[Figure record listings]
# # # #

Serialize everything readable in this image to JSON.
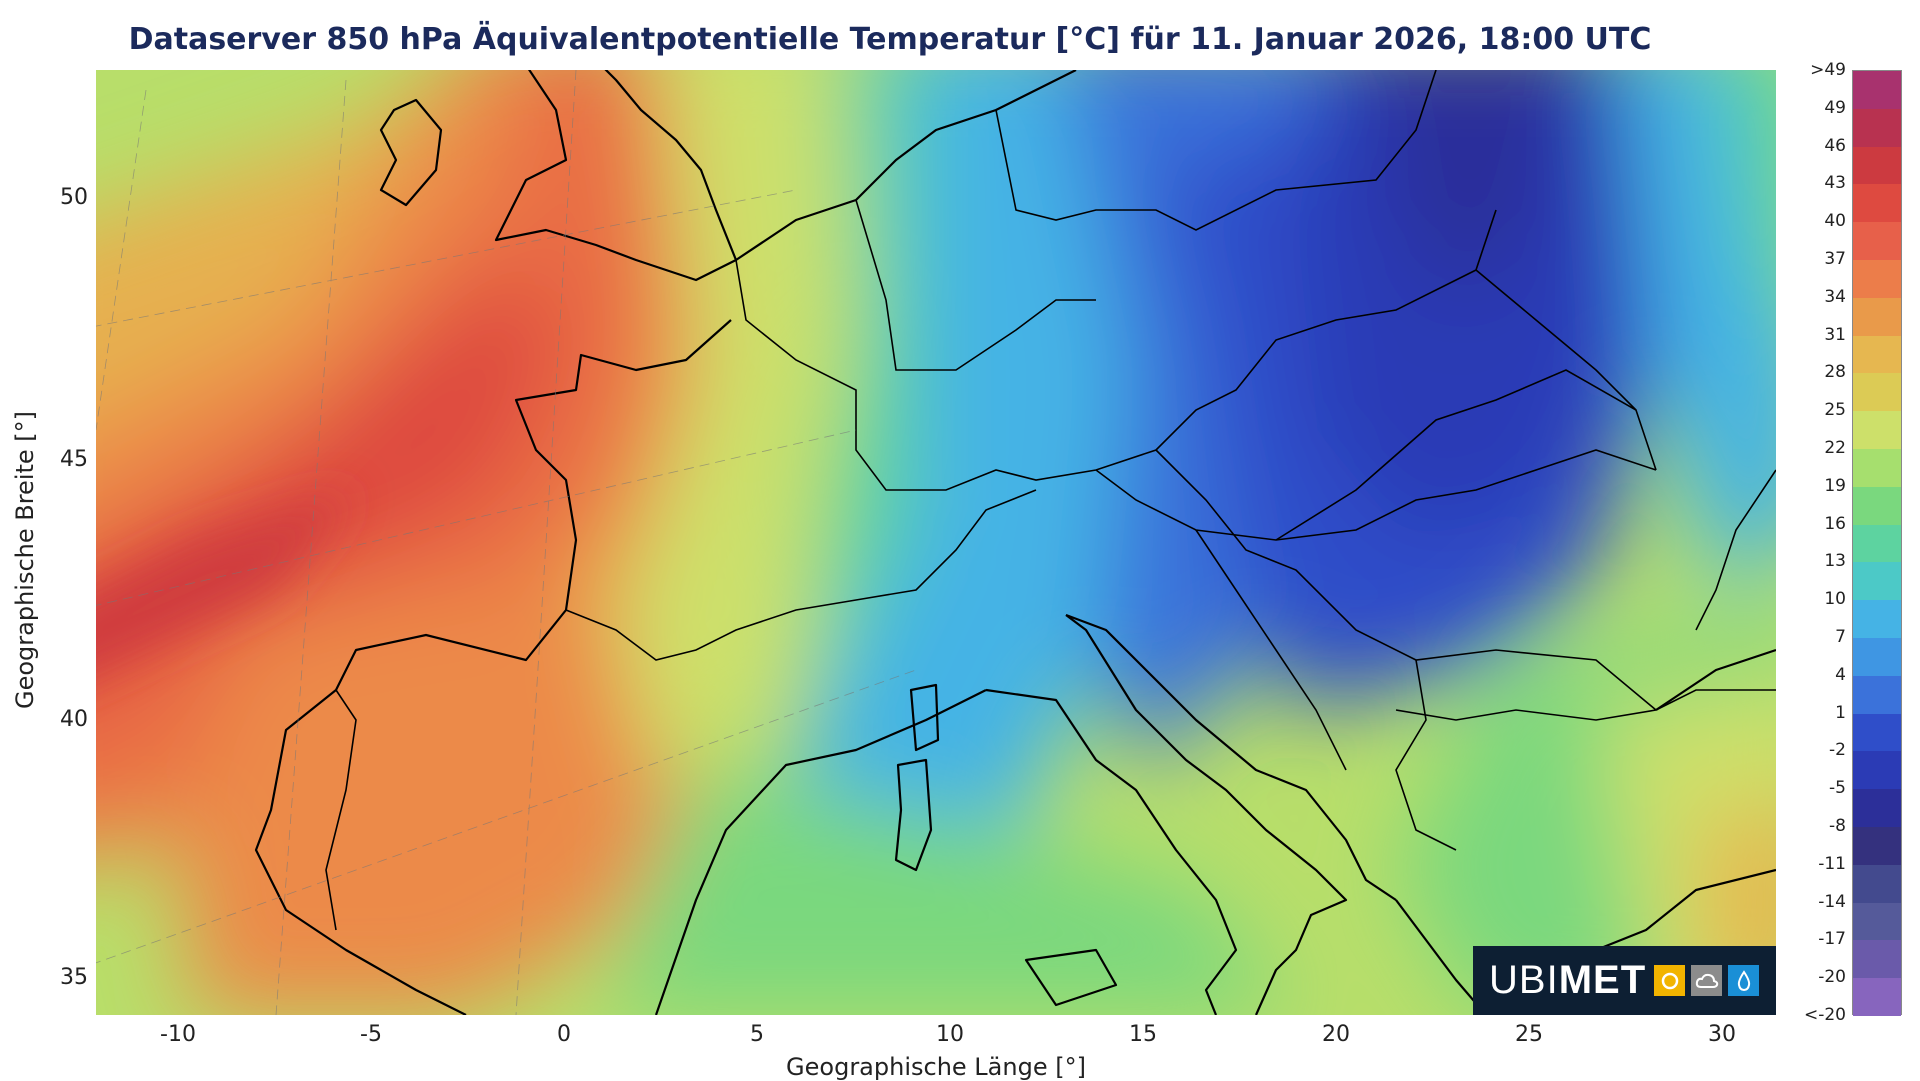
{
  "title": "Dataserver 850 hPa Äquivalentpotentielle Temperatur [°C] für 11. Januar 2026, 18:00 UTC",
  "axes": {
    "xlabel": "Geographische Länge [°]",
    "ylabel": "Geographische Breite [°]",
    "x_ticks": [
      "-10",
      "-5",
      "0",
      "5",
      "10",
      "15",
      "20",
      "25",
      "30"
    ],
    "y_ticks": [
      "50",
      "45",
      "40",
      "35"
    ]
  },
  "map": {
    "region": "Europe",
    "lon_range": [
      -12.2,
      31.3
    ],
    "lat_range": [
      34.3,
      52.5
    ],
    "field": "850 hPa equivalent potential temperature",
    "pattern": "warm (28 to 40 °C) over the Atlantic, Iberia, France and the British Isles; cold (-5 to 4 °C) over Central and Eastern Europe and the Balkans; moderate (10 to 25 °C) over Italy, the Mediterranean and Turkey"
  },
  "colorbar": {
    "labels": [
      ">49",
      "49",
      "46",
      "43",
      "40",
      "37",
      "34",
      "31",
      "28",
      "25",
      "22",
      "19",
      "16",
      "13",
      "10",
      "7",
      "4",
      "1",
      "-2",
      "-5",
      "-8",
      "-11",
      "-14",
      "-17",
      "-20",
      "<-20"
    ],
    "colors": [
      "#a8326e",
      "#b83250",
      "#cc3a40",
      "#de4a40",
      "#e7604a",
      "#ec7d4a",
      "#e99a4a",
      "#e6b750",
      "#dccb55",
      "#cde06a",
      "#a6df6e",
      "#7ad87e",
      "#5dd3a0",
      "#4cc9c7",
      "#45b3e5",
      "#3f96e3",
      "#3b72da",
      "#2f4ec9",
      "#2b3bb5",
      "#2c2f99",
      "#34317e",
      "#434a8e",
      "#555a9a",
      "#6a5aaa",
      "#8765be",
      "#a77ad0"
    ]
  },
  "logo": {
    "text_light": "UBI",
    "text_bold": "MET",
    "icons": [
      "sun-icon",
      "cloud-icon",
      "drop-icon"
    ]
  }
}
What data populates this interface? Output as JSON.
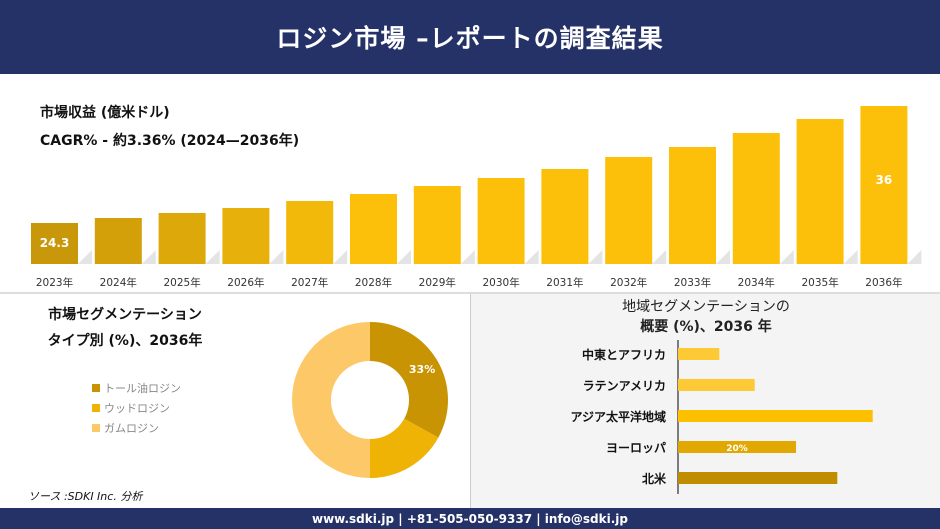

# # # #

(Directions for this task)
Omit all pictures while transcribing the entries verbatim.

(The result)
Serialize everything readable in this image to JSON.
{
  "title": "Dataserver 850 hPa Äquivalentpotentielle Temperatur [°C] für 11. Januar 2026, 18:00 UTC",
  "axes": {
    "xlabel": "Geographische Länge [°]",
    "ylabel": "Geographische Breite [°]",
    "x_ticks": [
      "-10",
      "-5",
      "0",
      "5",
      "10",
      "15",
      "20",
      "25",
      "30"
    ],
    "y_ticks": [
      "50",
      "45",
      "40",
      "35"
    ]
  },
  "map": {
    "region": "Europe",
    "lon_range": [
      -12.2,
      31.3
    ],
    "lat_range": [
      34.3,
      52.5
    ],
    "field": "850 hPa equivalent potential temperature",
    "pattern": "warm (28 to 40 °C) over the Atlantic, Iberia, France and the British Isles; cold (-5 to 4 °C) over Central and Eastern Europe and the Balkans; moderate (10 to 25 °C) over Italy, the Mediterranean and Turkey"
  },
  "colorbar": {
    "labels": [
      ">49",
      "49",
      "46",
      "43",
      "40",
      "37",
      "34",
      "31",
      "28",
      "25",
      "22",
      "19",
      "16",
      "13",
      "10",
      "7",
      "4",
      "1",
      "-2",
      "-5",
      "-8",
      "-11",
      "-14",
      "-17",
      "-20",
      "<-20"
    ],
    "colors": [
      "#a8326e",
      "#b83250",
      "#cc3a40",
      "#de4a40",
      "#e7604a",
      "#ec7d4a",
      "#e99a4a",
      "#e6b750",
      "#dccb55",
      "#cde06a",
      "#a6df6e",
      "#7ad87e",
      "#5dd3a0",
      "#4cc9c7",
      "#45b3e5",
      "#3f96e3",
      "#3b72da",
      "#2f4ec9",
      "#2b3bb5",
      "#2c2f99",
      "#34317e",
      "#434a8e",
      "#555a9a",
      "#6a5aaa",
      "#8765be",
      "#a77ad0"
    ]
  },
  "logo": {
    "text_light": "UBI",
    "text_bold": "MET",
    "icons": [
      "sun-icon",
      "cloud-icon",
      "drop-icon"
    ]
  }
}
What data populates this interface? Output as JSON.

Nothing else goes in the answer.